- _WORK TO BE COMPLETED_: State the number of lines, and only that number, in which the word "timelineEnd" appears.

Data entries:
══════════

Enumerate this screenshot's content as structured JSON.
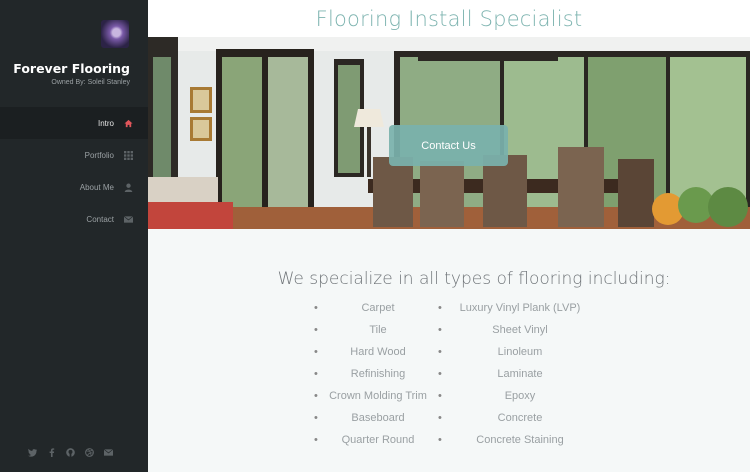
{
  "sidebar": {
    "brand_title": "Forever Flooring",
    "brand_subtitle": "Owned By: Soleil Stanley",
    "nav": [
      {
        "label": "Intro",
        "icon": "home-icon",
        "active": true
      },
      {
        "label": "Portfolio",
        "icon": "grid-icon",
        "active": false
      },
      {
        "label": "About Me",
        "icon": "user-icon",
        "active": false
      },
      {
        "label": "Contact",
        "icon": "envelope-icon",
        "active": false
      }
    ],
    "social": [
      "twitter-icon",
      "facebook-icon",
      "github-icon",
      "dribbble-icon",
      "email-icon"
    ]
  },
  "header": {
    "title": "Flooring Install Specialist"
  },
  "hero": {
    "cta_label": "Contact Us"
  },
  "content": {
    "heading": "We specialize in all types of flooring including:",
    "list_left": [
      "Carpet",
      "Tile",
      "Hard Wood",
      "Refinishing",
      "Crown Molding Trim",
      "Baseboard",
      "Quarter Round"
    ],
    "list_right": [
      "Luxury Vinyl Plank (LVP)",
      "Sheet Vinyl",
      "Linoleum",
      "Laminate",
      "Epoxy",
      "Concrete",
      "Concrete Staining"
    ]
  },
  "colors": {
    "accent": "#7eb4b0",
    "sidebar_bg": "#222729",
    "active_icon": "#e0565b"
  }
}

══════════

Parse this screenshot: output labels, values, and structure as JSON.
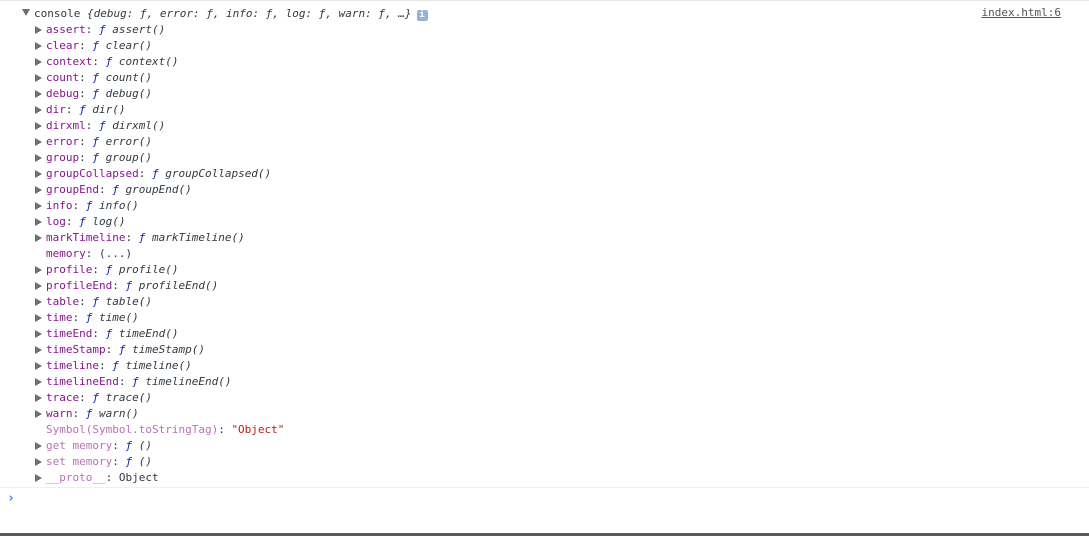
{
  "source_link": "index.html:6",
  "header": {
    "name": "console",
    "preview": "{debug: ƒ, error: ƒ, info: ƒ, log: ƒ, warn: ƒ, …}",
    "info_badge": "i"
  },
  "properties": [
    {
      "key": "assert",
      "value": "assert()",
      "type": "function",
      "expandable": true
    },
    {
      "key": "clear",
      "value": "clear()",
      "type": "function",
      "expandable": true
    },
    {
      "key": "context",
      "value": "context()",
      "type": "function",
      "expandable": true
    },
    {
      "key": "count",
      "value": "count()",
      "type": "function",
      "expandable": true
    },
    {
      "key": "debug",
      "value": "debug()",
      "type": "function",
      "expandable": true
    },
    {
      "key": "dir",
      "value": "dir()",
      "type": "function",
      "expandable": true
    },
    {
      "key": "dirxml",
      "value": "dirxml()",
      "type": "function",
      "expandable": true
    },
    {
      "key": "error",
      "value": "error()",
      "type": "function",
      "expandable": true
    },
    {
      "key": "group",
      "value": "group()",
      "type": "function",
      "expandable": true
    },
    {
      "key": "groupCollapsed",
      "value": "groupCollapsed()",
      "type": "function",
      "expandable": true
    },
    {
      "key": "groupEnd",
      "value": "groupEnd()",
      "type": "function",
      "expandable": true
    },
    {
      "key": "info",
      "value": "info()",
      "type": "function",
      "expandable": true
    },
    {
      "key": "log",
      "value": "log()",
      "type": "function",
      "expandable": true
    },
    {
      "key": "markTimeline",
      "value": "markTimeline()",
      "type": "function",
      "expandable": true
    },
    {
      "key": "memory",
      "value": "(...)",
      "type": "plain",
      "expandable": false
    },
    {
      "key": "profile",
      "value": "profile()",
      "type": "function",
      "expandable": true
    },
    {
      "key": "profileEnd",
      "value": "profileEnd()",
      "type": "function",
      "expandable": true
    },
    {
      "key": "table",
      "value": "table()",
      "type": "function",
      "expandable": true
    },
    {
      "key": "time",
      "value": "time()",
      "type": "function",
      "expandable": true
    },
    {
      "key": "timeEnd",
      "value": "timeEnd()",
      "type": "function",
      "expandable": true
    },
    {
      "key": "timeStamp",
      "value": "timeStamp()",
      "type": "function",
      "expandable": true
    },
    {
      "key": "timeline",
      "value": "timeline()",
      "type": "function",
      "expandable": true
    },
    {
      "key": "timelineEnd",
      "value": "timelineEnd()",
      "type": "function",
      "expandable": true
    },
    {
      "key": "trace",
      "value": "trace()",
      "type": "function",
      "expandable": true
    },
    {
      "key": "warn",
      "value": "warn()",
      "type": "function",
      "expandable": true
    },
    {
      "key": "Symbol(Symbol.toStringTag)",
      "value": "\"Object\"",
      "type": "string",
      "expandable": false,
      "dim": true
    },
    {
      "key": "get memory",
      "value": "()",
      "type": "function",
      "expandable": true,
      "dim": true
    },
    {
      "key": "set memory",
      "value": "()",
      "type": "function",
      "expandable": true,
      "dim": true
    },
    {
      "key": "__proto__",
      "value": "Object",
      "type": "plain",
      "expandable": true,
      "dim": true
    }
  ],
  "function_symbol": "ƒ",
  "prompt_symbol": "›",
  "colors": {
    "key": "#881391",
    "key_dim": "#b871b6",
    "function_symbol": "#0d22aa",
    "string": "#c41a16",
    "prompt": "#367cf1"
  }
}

══════════

- _RESULT FOR THIS TASK_: 2